| Written exercise |
Examine each line of the data. Copy those that contain the string "triangle".

# START OF Data provided

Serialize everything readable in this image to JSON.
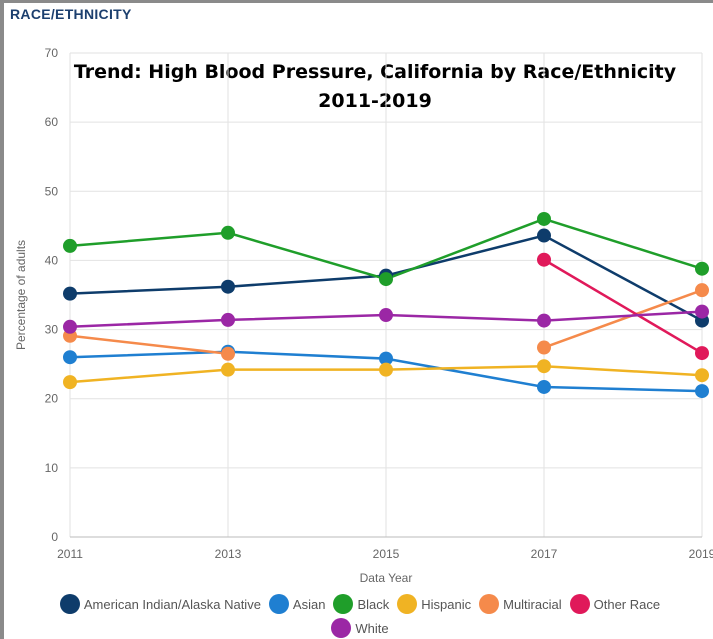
{
  "header": "RACE/ETHNICITY",
  "chart_data": {
    "type": "line",
    "title": "Trend: High Blood Pressure, California by Race/Ethnicity",
    "subtitle": "2011-2019",
    "x_label": "Data Year",
    "y_label": "Percentage of adults",
    "x": [
      2011,
      2013,
      2015,
      2017,
      2019
    ],
    "xlim": [
      2011,
      2019
    ],
    "xticks": [
      2011,
      2013,
      2015,
      2017,
      2019
    ],
    "ylim": [
      0,
      70
    ],
    "yticks": [
      0,
      10,
      20,
      30,
      40,
      50,
      60,
      70
    ],
    "grid": true,
    "series": [
      {
        "name": "American Indian/Alaska Native",
        "color": "#0e3c6b",
        "values": [
          35.2,
          36.2,
          37.8,
          43.6,
          31.3
        ]
      },
      {
        "name": "Asian",
        "color": "#1f7fd1",
        "values": [
          26.0,
          26.8,
          25.8,
          21.7,
          21.1
        ]
      },
      {
        "name": "Black",
        "color": "#1f9e2a",
        "values": [
          42.1,
          44.0,
          37.3,
          46.0,
          38.8
        ]
      },
      {
        "name": "Hispanic",
        "color": "#f0b323",
        "values": [
          22.4,
          24.2,
          24.2,
          24.7,
          23.4
        ]
      },
      {
        "name": "Multiracial",
        "color": "#f58a4b",
        "values": [
          29.1,
          26.5,
          null,
          27.4,
          35.7
        ]
      },
      {
        "name": "Other Race",
        "color": "#e0195a",
        "values": [
          null,
          null,
          null,
          40.1,
          26.6
        ]
      },
      {
        "name": "White",
        "color": "#9b27a5",
        "values": [
          30.4,
          31.4,
          32.1,
          31.3,
          32.6
        ]
      }
    ]
  }
}
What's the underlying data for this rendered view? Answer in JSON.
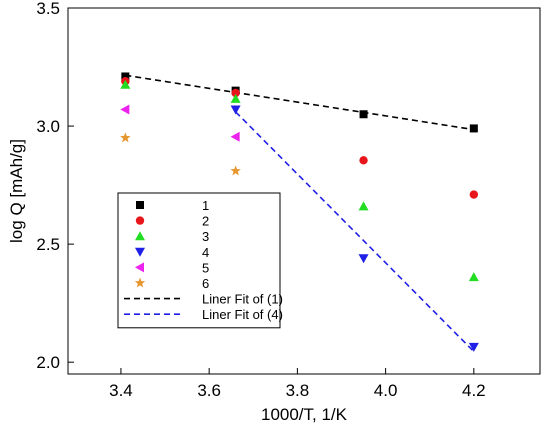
{
  "chart_data": {
    "type": "scatter",
    "title": "",
    "xlabel": "1000/T, 1/K",
    "ylabel": "log Q [mAh/g]",
    "xlim": [
      3.28,
      4.35
    ],
    "ylim": [
      1.95,
      3.5
    ],
    "x_ticks": [
      3.4,
      3.6,
      3.8,
      4.0,
      4.2
    ],
    "x_tick_labels": [
      "3.4",
      "3.6",
      "3.8",
      "4.0",
      "4.2"
    ],
    "y_ticks": [
      2.0,
      2.5,
      3.0,
      3.5
    ],
    "y_tick_labels": [
      "2.0",
      "2.5",
      "3.0",
      "3.5"
    ],
    "grid": false,
    "legend_position": "lower-left",
    "series": [
      {
        "name": "1",
        "marker": "square",
        "color": "#000000",
        "x": [
          3.41,
          3.66,
          3.95,
          4.2
        ],
        "y": [
          3.21,
          3.15,
          3.05,
          2.99
        ]
      },
      {
        "name": "2",
        "marker": "circle",
        "color": "#e8161b",
        "x": [
          3.41,
          3.66,
          3.95,
          4.2
        ],
        "y": [
          3.19,
          3.14,
          2.855,
          2.71
        ]
      },
      {
        "name": "3",
        "marker": "triangle-up",
        "color": "#22dd22",
        "x": [
          3.41,
          3.66,
          3.95,
          4.2
        ],
        "y": [
          3.175,
          3.115,
          2.66,
          2.36
        ]
      },
      {
        "name": "4",
        "marker": "triangle-down",
        "color": "#1f1fe6",
        "x": [
          3.66,
          3.95,
          4.2
        ],
        "y": [
          3.07,
          2.44,
          2.065
        ]
      },
      {
        "name": "5",
        "marker": "triangle-left",
        "color": "#ee22ee",
        "x": [
          3.41,
          3.66
        ],
        "y": [
          3.07,
          2.955
        ]
      },
      {
        "name": "6",
        "marker": "star",
        "color": "#e6962d",
        "x": [
          3.41,
          3.66
        ],
        "y": [
          2.95,
          2.81
        ]
      }
    ],
    "fit_lines": [
      {
        "name": "Liner Fit of (1)",
        "color": "#000000",
        "x": [
          3.41,
          4.2
        ],
        "y": [
          3.215,
          2.985
        ]
      },
      {
        "name": "Liner Fit of (4)",
        "color": "#1f1fe6",
        "x": [
          3.66,
          4.2
        ],
        "y": [
          3.06,
          2.045
        ]
      }
    ]
  }
}
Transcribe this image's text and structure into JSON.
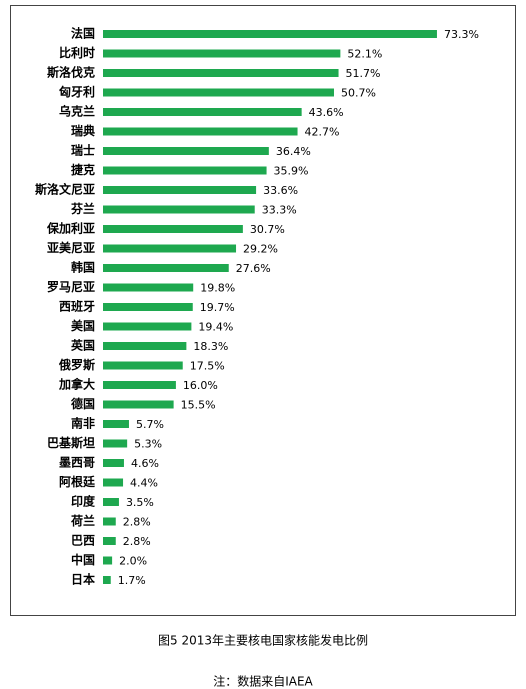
{
  "chart_data": {
    "type": "bar",
    "orientation": "horizontal",
    "color": "#1ea84f",
    "categories": [
      "法国",
      "比利时",
      "斯洛伐克",
      "匈牙利",
      "乌克兰",
      "瑞典",
      "瑞士",
      "捷克",
      "斯洛文尼亚",
      "芬兰",
      "保加利亚",
      "亚美尼亚",
      "韩国",
      "罗马尼亚",
      "西班牙",
      "美国",
      "英国",
      "俄罗斯",
      "加拿大",
      "德国",
      "南非",
      "巴基斯坦",
      "墨西哥",
      "阿根廷",
      "印度",
      "荷兰",
      "巴西",
      "中国",
      "日本"
    ],
    "values": [
      73.3,
      52.1,
      51.7,
      50.7,
      43.6,
      42.7,
      36.4,
      35.9,
      33.6,
      33.3,
      30.7,
      29.2,
      27.6,
      19.8,
      19.7,
      19.4,
      18.3,
      17.5,
      16.0,
      15.5,
      5.7,
      5.3,
      4.6,
      4.4,
      3.5,
      2.8,
      2.8,
      2.0,
      1.7
    ],
    "value_labels": [
      "73.3%",
      "52.1%",
      "51.7%",
      "50.7%",
      "43.6%",
      "42.7%",
      "36.4%",
      "35.9%",
      "33.6%",
      "33.3%",
      "30.7%",
      "29.2%",
      "27.6%",
      "19.8%",
      "19.7%",
      "19.4%",
      "18.3%",
      "17.5%",
      "16.0%",
      "15.5%",
      "5.7%",
      "5.3%",
      "4.6%",
      "4.4%",
      "3.5%",
      "2.8%",
      "2.8%",
      "2.0%",
      "1.7%"
    ],
    "caption": "图5 2013年主要核电国家核能发电比例",
    "note": "注：数据来自IAEA"
  }
}
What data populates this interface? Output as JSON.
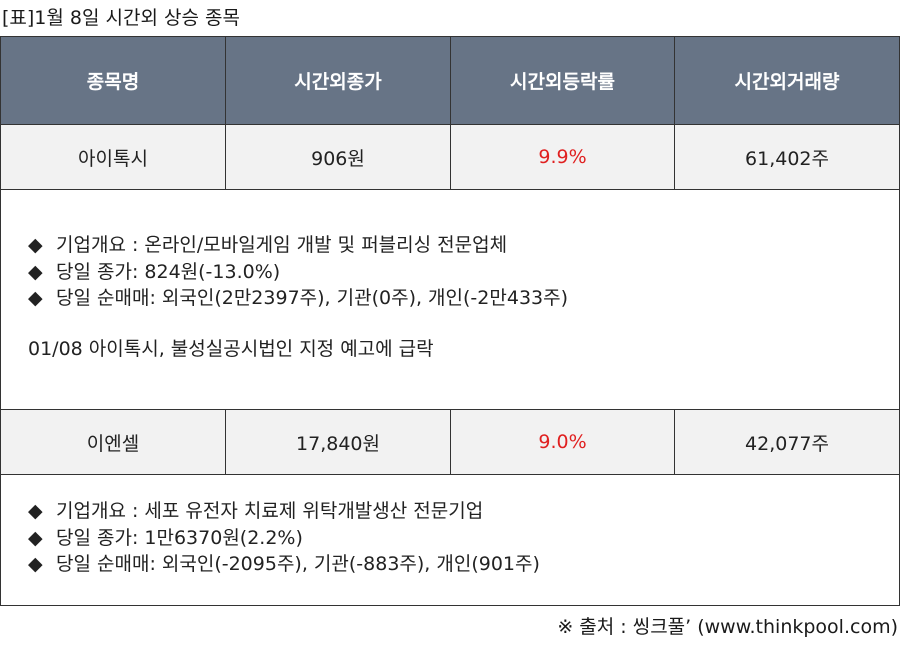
{
  "title": "[표]1월 8일 시간외 상승 종목",
  "table": {
    "headers": [
      "종목명",
      "시간외종가",
      "시간외등락률",
      "시간외거래량"
    ],
    "rows": [
      {
        "name": "아이톡시",
        "close": "906원",
        "rate": "9.9%",
        "volume": "61,402주",
        "details": [
          "기업개요 : 온라인/모바일게임 개발 및 퍼블리싱 전문업체",
          "당일 종가: 824원(-13.0%)",
          "당일 순매매: 외국인(2만2397주), 기관(0주), 개인(-2만433주)"
        ],
        "note": "01/08 아이톡시, 불성실공시법인 지정 예고에 급락"
      },
      {
        "name": "이엔셀",
        "close": "17,840원",
        "rate": "9.0%",
        "volume": "42,077주",
        "details": [
          "기업개요 : 세포 유전자 치료제 위탁개발생산 전문기업",
          "당일 종가: 1만6370원(2.2%)",
          "당일 순매매: 외국인(-2095주), 기관(-883주), 개인(901주)"
        ]
      }
    ]
  },
  "bullet_symbol": "◆",
  "source": "※ 출처 : 씽크풀’ (www.thinkpool.com)",
  "colors": {
    "header_bg": "#677486",
    "row_bg": "#f2f2f2",
    "rate_text": "#e02020"
  }
}
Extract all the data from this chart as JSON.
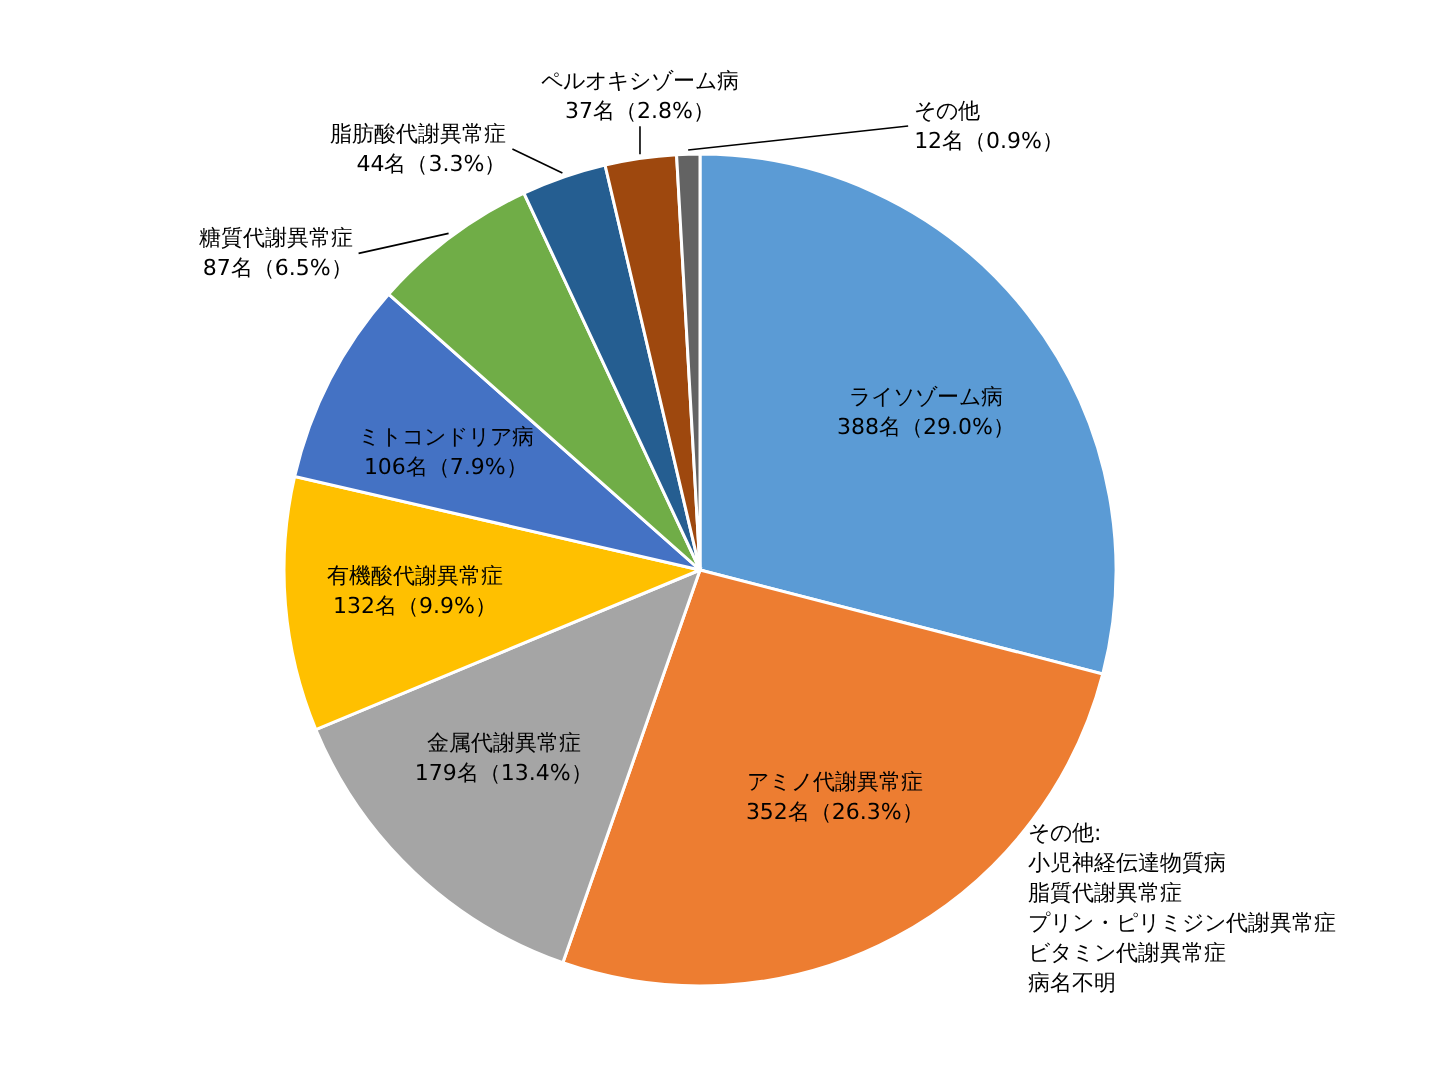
{
  "chart_data": {
    "type": "pie",
    "categories": [
      "ライソゾーム病",
      "アミノ代謝異常症",
      "金属代謝異常症",
      "有機酸代謝異常症",
      "ミトコンドリア病",
      "糖質代謝異常症",
      "脂肪酸代謝異常症",
      "ペルオキシゾーム病",
      "その他"
    ],
    "values": [
      388,
      352,
      179,
      132,
      106,
      87,
      44,
      37,
      12
    ],
    "value_labels": [
      "388名（29.0%）",
      "352名（26.3%）",
      "179名（13.4%）",
      "132名（9.9%）",
      "106名（7.9%）",
      "87名（6.5%）",
      "44名（3.3%）",
      "37名（2.8%）",
      "12名（0.9%）"
    ],
    "colors": [
      "#5b9bd5",
      "#ed7d31",
      "#a5a5a5",
      "#ffc000",
      "#4472c4",
      "#70ad47",
      "#255e91",
      "#9e480e",
      "#636363"
    ],
    "legend": false,
    "annotations": [
      "その他:",
      "小児神経伝達物質病",
      "脂質代謝異常症",
      "プリン・ピリミジン代謝異常症",
      "ビタミン代謝異常症",
      "病名不明"
    ]
  }
}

# END OF Data provided

| Result of the task |
        "marker": "triangle-up",
        "marker": "triangle-down",
        "marker": "triangle-left",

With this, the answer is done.